> [WHAT TO DO] Spot each line in the records below where the word "bdag" occurs, then copy it.

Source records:
--------------------------------

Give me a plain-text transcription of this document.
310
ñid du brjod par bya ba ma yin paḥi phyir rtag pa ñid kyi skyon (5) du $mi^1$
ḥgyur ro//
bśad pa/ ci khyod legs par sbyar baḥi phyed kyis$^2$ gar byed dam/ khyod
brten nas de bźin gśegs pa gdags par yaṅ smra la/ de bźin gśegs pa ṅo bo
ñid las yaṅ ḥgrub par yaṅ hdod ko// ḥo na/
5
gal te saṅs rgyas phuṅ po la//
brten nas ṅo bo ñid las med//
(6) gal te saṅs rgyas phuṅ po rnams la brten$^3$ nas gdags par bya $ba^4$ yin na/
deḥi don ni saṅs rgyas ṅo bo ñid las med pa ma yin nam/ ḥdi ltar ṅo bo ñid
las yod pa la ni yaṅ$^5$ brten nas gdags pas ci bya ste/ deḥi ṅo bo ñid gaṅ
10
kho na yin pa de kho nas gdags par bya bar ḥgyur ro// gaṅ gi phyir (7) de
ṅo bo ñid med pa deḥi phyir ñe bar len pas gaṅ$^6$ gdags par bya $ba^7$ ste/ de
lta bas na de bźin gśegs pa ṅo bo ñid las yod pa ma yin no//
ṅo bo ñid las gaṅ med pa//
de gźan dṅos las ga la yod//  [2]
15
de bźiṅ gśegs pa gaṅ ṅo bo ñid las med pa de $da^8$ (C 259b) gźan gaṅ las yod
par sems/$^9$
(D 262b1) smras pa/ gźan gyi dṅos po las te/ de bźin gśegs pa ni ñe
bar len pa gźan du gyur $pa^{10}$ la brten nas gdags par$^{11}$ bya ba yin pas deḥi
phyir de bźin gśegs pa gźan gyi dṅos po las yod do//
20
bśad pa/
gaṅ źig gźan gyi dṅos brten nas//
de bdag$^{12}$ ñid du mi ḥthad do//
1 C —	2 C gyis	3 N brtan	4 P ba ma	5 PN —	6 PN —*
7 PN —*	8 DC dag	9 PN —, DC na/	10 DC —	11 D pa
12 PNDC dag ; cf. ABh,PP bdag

--------------------------------

> [EXPECTED ANSWER]
de bdag$^{12}$ ñid du mi ḥthad do//
12 PNDC dag ; cf. ABh,PP bdag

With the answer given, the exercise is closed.